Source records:
[BEGIN]

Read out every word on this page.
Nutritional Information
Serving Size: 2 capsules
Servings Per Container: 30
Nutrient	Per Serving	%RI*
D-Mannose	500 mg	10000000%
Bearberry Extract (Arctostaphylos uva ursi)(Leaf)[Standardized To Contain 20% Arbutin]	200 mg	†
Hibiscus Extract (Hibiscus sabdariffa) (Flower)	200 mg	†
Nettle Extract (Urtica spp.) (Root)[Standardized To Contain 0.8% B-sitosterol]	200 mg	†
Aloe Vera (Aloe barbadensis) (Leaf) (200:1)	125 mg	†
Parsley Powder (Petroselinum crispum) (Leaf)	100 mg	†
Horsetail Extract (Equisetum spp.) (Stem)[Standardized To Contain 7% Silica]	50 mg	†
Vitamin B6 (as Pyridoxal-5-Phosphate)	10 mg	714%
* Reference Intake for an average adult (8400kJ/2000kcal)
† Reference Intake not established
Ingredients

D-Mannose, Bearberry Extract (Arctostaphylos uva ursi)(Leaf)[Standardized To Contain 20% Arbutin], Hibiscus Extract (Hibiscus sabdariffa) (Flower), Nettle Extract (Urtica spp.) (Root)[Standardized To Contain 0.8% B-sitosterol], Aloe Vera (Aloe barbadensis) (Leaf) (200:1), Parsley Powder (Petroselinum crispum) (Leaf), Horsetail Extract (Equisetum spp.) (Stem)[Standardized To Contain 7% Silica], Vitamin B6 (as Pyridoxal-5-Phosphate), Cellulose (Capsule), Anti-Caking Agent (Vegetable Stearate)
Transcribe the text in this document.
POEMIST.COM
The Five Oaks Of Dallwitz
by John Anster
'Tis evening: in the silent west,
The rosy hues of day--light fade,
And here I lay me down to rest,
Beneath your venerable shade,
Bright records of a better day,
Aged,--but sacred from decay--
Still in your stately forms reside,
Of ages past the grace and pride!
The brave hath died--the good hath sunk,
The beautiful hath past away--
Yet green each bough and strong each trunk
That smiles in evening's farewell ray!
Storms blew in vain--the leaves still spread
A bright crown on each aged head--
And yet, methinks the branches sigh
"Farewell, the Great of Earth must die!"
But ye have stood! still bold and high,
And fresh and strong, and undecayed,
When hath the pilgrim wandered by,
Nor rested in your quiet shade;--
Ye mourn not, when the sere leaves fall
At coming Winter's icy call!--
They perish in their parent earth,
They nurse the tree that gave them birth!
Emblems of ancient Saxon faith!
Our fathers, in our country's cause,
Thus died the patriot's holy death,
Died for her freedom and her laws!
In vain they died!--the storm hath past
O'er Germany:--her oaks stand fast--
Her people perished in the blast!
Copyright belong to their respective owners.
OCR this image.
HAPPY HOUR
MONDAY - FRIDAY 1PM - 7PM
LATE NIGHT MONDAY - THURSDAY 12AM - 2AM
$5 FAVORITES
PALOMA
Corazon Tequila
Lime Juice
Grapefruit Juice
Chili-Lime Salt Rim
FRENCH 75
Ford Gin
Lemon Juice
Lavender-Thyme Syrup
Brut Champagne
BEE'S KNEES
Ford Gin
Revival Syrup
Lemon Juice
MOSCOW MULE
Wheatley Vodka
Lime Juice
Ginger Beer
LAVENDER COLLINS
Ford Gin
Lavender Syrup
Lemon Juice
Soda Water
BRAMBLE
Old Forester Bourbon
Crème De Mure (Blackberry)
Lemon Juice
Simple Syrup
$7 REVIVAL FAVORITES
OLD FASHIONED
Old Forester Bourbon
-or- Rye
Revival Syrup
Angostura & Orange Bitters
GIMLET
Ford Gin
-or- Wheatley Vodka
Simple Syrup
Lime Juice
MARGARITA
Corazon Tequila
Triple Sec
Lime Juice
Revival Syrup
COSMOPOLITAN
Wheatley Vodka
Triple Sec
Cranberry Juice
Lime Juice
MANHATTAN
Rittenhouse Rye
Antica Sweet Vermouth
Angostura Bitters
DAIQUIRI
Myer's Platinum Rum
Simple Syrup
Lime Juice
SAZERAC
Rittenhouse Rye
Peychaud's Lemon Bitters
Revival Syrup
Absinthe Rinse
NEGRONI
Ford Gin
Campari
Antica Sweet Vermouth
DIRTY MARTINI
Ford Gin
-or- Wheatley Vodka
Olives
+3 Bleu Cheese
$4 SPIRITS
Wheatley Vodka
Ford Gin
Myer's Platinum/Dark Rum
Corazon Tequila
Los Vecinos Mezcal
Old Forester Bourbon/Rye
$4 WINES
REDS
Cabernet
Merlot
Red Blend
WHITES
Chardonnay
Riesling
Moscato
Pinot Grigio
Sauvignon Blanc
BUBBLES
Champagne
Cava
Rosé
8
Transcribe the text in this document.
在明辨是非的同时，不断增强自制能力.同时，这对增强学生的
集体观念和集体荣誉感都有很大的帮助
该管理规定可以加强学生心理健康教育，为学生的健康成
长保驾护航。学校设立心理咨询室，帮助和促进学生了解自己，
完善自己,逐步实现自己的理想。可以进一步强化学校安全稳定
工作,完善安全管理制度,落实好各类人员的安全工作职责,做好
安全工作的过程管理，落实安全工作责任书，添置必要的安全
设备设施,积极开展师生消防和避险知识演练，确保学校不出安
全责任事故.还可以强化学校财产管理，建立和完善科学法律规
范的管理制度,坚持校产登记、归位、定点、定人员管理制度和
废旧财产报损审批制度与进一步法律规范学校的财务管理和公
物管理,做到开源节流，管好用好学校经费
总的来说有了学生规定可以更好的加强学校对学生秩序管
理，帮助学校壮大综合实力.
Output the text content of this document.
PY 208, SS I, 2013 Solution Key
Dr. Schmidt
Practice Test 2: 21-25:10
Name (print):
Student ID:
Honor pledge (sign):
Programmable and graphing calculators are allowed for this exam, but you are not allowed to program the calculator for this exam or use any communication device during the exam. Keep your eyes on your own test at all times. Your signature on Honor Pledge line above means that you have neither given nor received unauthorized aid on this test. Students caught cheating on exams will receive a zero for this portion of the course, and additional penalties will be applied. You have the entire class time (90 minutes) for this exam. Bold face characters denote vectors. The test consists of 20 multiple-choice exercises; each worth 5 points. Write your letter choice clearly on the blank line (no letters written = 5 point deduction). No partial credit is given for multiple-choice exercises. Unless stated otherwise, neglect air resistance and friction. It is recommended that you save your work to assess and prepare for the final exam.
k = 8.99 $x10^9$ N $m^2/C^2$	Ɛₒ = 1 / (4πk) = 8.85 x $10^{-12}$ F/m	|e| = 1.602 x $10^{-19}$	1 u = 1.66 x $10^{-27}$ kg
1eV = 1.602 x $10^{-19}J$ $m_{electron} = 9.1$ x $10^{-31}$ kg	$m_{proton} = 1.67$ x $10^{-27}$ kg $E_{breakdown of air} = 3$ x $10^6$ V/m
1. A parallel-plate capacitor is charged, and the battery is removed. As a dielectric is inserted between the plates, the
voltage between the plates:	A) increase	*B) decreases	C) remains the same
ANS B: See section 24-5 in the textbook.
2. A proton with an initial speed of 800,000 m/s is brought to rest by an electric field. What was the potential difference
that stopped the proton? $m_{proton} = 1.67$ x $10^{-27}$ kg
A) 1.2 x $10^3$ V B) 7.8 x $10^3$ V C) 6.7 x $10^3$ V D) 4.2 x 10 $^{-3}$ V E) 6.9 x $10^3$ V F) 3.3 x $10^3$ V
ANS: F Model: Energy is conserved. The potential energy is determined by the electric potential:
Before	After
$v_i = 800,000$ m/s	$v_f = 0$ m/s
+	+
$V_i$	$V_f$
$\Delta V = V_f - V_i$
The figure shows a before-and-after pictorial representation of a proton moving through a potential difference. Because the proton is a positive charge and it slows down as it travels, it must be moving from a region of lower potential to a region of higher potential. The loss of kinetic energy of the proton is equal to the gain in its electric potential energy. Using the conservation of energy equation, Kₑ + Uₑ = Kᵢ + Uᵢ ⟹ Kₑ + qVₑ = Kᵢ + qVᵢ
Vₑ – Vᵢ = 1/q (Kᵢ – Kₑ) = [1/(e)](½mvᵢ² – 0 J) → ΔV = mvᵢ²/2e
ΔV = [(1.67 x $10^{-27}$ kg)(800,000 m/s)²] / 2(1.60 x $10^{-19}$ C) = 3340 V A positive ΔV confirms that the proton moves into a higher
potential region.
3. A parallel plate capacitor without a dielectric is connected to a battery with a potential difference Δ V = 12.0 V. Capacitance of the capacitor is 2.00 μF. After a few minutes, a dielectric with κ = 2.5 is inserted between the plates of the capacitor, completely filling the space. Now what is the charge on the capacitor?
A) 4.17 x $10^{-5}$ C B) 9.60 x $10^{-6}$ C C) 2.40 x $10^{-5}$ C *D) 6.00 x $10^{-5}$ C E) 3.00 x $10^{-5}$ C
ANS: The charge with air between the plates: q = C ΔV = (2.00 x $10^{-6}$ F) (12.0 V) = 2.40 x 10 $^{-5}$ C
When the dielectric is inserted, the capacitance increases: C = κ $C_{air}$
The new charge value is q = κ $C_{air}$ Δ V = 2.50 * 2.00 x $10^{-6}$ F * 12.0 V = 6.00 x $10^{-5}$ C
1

[END]

## Task requirements
Select the lines in this material that hold the word "leaves", leaving none out.

## Output
Storms blew in vain--the leaves still spread
Ye mourn not, when the sere leaves fall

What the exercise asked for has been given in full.